## start ROWS

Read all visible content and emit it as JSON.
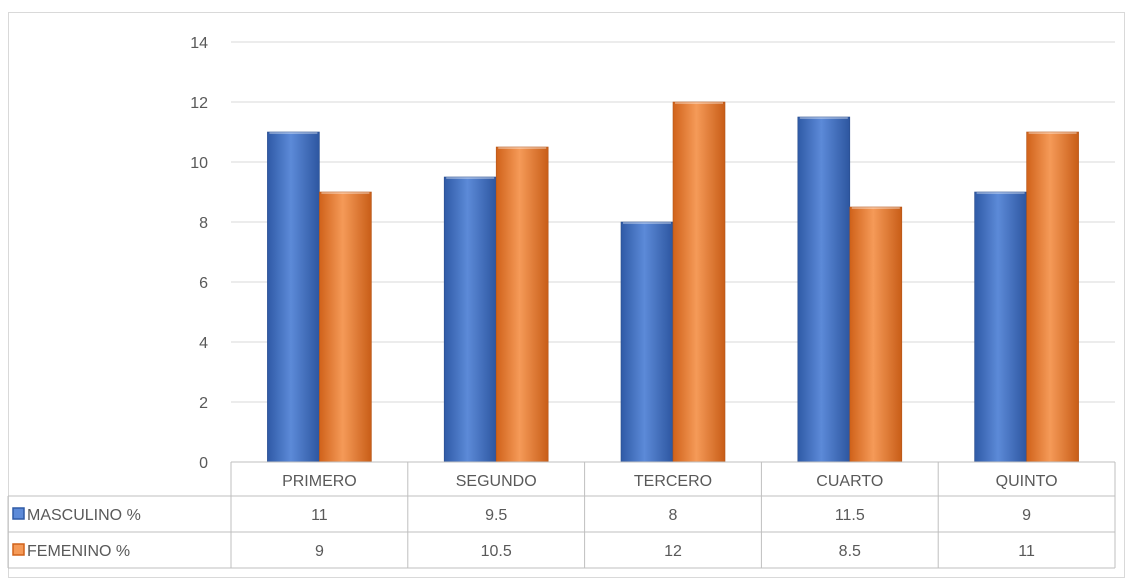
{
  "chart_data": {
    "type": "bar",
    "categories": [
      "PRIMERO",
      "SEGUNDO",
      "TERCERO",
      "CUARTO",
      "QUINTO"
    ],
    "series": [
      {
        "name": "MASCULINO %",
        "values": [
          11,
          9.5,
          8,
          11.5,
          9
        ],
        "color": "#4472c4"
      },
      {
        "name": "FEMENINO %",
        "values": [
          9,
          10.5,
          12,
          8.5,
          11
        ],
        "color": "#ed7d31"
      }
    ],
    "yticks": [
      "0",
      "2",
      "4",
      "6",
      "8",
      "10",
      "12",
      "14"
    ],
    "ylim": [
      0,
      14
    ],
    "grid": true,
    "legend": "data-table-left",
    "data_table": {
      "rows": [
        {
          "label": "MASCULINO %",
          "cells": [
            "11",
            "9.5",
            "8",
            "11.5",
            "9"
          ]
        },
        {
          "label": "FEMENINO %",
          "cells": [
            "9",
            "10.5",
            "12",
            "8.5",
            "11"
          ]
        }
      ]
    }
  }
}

## end ROWS

> **WHAT YOU HAVE TO DO**
Restate the data above word for word. Skip every picture.

> **RESPONSE FOR THIS EXERCISE**
Read all visible content and emit it as JSON.
{
  "chart_data": {
    "type": "bar",
    "categories": [
      "PRIMERO",
      "SEGUNDO",
      "TERCERO",
      "CUARTO",
      "QUINTO"
    ],
    "series": [
      {
        "name": "MASCULINO %",
        "values": [
          11,
          9.5,
          8,
          11.5,
          9
        ],
        "color": "#4472c4"
      },
      {
        "name": "FEMENINO %",
        "values": [
          9,
          10.5,
          12,
          8.5,
          11
        ],
        "color": "#ed7d31"
      }
    ],
    "yticks": [
      "0",
      "2",
      "4",
      "6",
      "8",
      "10",
      "12",
      "14"
    ],
    "ylim": [
      0,
      14
    ],
    "grid": true,
    "legend": "data-table-left",
    "data_table": {
      "rows": [
        {
          "label": "MASCULINO %",
          "cells": [
            "11",
            "9.5",
            "8",
            "11.5",
            "9"
          ]
        },
        {
          "label": "FEMENINO %",
          "cells": [
            "9",
            "10.5",
            "12",
            "8.5",
            "11"
          ]
        }
      ]
    }
  }
}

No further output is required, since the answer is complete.